Figure data in JSON
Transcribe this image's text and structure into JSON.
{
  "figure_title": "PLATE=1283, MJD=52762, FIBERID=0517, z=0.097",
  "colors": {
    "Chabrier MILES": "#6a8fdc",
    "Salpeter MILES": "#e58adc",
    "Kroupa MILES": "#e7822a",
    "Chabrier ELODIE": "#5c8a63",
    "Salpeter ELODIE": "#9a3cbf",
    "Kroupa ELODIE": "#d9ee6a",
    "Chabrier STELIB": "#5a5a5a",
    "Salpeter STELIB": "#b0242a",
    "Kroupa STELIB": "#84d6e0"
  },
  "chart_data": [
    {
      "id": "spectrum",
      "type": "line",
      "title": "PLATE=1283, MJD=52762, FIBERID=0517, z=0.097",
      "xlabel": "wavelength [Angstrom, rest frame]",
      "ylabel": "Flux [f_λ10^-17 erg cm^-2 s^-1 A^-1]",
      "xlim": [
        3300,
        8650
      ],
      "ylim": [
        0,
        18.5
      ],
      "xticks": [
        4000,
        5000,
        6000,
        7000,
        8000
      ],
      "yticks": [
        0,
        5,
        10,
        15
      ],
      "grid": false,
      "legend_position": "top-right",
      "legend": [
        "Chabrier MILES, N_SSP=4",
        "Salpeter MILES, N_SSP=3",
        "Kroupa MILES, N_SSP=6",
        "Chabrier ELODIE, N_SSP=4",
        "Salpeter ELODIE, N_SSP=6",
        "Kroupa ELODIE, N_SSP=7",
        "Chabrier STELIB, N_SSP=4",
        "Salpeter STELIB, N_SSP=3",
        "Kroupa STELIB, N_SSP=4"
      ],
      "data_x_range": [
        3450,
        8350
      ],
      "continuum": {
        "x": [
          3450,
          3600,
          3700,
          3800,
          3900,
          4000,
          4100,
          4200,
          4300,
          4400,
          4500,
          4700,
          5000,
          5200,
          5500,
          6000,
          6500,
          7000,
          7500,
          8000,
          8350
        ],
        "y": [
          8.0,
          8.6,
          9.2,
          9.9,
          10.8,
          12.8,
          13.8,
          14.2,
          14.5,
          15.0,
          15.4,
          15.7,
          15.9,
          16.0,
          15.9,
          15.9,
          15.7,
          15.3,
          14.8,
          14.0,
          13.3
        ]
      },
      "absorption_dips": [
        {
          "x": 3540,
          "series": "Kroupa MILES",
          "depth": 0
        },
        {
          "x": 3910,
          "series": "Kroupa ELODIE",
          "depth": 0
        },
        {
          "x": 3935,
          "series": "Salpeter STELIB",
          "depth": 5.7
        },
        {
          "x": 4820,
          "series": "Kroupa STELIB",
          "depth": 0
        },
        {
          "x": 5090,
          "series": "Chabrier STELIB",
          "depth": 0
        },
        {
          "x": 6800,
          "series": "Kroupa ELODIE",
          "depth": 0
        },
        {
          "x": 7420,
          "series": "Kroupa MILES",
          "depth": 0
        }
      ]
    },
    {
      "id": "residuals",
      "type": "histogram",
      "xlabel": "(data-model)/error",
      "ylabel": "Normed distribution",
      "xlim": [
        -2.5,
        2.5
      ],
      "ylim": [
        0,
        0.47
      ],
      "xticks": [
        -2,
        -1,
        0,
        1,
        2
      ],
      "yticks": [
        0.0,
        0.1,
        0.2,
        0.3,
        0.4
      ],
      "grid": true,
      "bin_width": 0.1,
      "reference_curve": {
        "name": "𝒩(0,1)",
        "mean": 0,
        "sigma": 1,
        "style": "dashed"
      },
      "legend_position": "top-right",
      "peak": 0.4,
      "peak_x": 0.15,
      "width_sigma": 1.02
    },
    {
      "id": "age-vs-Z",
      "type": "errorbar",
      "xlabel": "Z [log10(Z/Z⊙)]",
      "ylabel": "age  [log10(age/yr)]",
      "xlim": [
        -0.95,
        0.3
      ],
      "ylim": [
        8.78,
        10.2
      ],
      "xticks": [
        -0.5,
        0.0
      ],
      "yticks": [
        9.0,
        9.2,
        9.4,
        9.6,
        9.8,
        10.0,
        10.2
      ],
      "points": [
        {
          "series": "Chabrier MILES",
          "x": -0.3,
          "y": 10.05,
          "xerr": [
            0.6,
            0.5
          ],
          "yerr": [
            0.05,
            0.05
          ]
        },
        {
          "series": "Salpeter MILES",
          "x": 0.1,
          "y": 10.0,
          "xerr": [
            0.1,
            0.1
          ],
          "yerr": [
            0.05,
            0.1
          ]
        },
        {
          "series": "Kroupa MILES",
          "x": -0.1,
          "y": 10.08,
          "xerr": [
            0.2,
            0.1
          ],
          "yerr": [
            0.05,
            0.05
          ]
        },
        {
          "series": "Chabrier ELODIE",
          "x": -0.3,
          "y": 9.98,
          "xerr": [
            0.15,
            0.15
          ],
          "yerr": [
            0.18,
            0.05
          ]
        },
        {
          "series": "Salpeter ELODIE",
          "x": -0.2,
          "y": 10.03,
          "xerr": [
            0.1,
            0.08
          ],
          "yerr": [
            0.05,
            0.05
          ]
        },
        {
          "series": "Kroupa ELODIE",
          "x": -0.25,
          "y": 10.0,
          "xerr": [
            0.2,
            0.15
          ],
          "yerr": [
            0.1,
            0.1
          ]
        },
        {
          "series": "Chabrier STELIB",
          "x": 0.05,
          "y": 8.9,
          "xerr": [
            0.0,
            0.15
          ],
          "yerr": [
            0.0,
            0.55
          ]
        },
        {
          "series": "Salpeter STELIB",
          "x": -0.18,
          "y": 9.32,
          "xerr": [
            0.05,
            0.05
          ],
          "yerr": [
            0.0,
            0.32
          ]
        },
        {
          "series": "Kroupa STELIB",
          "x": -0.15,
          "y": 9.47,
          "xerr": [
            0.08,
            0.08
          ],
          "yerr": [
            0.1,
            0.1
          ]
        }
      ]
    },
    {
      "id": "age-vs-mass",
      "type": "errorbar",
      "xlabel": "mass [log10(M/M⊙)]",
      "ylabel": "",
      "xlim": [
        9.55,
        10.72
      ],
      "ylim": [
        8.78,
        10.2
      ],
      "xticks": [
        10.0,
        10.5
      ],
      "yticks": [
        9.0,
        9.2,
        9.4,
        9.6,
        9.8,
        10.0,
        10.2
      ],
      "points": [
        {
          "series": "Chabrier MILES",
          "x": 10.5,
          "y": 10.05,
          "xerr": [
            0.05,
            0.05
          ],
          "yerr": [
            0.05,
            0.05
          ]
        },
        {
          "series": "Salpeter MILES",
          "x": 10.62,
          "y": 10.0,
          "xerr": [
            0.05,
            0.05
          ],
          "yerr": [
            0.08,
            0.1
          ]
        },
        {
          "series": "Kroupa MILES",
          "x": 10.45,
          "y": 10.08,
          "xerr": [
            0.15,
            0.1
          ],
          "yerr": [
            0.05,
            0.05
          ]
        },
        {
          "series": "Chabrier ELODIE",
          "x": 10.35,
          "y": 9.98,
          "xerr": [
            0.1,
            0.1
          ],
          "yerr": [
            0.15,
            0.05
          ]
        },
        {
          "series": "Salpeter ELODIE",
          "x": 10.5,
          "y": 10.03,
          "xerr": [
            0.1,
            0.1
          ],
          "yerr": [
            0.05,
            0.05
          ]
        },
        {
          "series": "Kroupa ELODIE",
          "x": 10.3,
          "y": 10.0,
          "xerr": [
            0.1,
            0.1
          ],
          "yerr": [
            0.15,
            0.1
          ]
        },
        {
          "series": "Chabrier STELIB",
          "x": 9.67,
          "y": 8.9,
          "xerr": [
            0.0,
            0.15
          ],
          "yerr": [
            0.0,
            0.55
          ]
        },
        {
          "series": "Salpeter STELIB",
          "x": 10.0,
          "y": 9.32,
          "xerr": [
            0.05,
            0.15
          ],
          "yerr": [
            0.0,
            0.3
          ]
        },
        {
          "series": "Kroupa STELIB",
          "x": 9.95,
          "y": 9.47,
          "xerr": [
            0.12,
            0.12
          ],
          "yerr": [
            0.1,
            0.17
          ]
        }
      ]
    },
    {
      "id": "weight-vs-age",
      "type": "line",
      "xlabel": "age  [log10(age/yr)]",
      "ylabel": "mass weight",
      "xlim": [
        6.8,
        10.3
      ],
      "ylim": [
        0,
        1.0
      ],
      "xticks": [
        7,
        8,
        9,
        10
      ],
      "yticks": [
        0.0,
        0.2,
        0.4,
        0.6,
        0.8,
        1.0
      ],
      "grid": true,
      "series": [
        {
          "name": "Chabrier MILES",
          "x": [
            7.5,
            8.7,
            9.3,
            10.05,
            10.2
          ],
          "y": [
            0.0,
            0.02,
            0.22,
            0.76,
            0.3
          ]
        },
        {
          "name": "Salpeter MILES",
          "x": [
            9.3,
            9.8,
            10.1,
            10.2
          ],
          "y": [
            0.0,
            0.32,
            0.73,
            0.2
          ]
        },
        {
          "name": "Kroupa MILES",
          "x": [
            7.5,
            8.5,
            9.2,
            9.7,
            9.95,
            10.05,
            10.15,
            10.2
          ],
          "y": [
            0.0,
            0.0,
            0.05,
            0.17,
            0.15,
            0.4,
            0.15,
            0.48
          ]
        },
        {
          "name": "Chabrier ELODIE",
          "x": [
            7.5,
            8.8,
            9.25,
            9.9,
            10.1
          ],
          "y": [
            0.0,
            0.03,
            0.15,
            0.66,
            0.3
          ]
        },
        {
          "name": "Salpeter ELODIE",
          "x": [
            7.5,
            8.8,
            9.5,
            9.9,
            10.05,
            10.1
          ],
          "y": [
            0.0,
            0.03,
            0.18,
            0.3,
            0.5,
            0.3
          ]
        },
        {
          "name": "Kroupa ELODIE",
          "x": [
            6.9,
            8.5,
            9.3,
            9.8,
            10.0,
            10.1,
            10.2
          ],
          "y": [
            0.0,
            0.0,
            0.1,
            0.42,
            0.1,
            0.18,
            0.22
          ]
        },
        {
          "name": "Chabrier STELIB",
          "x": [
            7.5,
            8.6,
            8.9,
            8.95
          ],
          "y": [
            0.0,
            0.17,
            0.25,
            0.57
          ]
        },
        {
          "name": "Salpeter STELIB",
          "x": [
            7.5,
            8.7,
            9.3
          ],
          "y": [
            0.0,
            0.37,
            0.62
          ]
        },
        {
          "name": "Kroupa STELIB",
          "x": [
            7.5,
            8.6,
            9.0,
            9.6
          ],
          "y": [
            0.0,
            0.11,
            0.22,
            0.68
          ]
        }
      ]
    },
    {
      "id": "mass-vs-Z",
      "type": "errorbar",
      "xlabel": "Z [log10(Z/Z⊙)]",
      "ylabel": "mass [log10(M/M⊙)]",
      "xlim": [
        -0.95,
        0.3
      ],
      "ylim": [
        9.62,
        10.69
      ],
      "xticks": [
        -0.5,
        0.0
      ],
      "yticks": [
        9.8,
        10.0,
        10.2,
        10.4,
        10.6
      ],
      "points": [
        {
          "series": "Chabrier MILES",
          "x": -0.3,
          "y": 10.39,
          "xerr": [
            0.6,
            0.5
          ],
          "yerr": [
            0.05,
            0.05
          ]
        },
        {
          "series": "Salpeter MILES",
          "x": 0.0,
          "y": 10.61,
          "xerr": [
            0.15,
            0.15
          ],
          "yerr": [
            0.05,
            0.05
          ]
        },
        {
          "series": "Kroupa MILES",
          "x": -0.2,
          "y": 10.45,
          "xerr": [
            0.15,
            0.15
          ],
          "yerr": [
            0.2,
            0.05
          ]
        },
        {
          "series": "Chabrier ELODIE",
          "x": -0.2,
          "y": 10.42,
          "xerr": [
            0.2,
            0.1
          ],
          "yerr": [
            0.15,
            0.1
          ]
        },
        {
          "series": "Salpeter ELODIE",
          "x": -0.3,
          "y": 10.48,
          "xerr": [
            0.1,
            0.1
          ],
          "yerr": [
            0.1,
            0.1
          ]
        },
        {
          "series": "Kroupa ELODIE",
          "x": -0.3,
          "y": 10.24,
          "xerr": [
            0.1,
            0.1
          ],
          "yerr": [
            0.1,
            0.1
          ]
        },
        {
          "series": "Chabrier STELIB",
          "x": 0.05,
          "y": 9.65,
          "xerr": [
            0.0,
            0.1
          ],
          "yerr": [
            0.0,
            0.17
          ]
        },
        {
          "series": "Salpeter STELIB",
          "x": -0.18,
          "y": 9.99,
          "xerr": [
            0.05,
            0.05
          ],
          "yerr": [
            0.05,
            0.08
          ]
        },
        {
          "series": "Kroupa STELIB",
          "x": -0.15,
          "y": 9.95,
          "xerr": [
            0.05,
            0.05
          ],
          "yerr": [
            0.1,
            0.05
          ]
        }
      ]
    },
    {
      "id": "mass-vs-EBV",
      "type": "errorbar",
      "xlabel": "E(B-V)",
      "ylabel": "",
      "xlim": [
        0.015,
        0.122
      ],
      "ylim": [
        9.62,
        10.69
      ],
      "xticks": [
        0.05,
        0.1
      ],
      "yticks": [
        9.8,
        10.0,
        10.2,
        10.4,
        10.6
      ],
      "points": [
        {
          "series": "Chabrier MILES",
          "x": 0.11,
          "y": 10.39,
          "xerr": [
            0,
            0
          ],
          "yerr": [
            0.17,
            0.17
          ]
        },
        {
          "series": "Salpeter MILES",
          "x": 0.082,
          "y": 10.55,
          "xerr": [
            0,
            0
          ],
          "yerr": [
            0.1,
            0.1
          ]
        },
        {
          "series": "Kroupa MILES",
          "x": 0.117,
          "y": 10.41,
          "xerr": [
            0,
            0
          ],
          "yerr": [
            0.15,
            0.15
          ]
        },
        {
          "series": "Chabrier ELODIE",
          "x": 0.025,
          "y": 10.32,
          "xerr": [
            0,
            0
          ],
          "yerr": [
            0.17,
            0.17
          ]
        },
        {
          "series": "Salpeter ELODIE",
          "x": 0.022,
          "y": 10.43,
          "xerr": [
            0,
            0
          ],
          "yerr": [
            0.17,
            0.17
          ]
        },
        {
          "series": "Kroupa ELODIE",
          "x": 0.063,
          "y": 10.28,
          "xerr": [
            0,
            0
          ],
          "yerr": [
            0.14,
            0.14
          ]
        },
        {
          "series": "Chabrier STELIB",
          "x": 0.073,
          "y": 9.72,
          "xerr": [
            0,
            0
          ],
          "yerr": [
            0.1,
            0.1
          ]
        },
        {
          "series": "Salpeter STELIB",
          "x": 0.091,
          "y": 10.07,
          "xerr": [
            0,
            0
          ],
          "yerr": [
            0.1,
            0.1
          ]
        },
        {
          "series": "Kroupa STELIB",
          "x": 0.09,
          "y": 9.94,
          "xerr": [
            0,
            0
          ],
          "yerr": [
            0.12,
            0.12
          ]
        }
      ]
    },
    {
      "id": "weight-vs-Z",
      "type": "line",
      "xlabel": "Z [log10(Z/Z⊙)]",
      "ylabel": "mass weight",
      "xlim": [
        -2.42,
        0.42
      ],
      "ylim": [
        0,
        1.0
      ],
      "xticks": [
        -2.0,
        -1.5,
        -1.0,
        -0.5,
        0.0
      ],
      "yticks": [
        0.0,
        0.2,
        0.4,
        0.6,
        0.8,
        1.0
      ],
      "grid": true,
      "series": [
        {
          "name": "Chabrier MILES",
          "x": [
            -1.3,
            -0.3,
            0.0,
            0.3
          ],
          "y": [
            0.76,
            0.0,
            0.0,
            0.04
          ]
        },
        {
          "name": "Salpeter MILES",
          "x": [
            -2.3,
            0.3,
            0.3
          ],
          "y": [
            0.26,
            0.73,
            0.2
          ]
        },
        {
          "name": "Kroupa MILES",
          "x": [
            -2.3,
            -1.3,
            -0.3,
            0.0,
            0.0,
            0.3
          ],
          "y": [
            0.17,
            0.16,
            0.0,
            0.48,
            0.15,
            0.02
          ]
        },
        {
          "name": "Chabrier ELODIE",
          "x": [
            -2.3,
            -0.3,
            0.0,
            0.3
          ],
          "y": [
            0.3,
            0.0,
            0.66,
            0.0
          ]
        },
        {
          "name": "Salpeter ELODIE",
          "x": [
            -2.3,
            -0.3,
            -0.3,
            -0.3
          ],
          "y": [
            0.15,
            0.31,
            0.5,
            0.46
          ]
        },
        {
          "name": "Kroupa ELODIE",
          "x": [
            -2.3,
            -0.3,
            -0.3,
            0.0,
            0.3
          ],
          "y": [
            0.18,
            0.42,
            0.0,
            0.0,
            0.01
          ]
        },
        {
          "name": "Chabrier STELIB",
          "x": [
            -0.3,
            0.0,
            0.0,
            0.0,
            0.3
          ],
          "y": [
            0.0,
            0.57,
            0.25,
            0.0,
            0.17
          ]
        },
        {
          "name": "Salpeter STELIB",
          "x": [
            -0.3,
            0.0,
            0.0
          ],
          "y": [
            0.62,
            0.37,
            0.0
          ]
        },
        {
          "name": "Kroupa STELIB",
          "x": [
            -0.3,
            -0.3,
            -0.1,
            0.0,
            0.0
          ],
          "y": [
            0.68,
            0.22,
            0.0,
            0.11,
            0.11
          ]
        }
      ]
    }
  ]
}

EXERCISE BRIEF
Copy every line of the entries above in which "mass" occurs.

EXPECTED OUTPUT
      "id": "age-vs-mass",
      "xlabel": "mass [log10(M/M⊙)]",
      "ylabel": "mass weight",
      "id": "mass-vs-Z",
      "ylabel": "mass [log10(M/M⊙)]",
      "id": "mass-vs-EBV",
      "ylabel": "mass weight",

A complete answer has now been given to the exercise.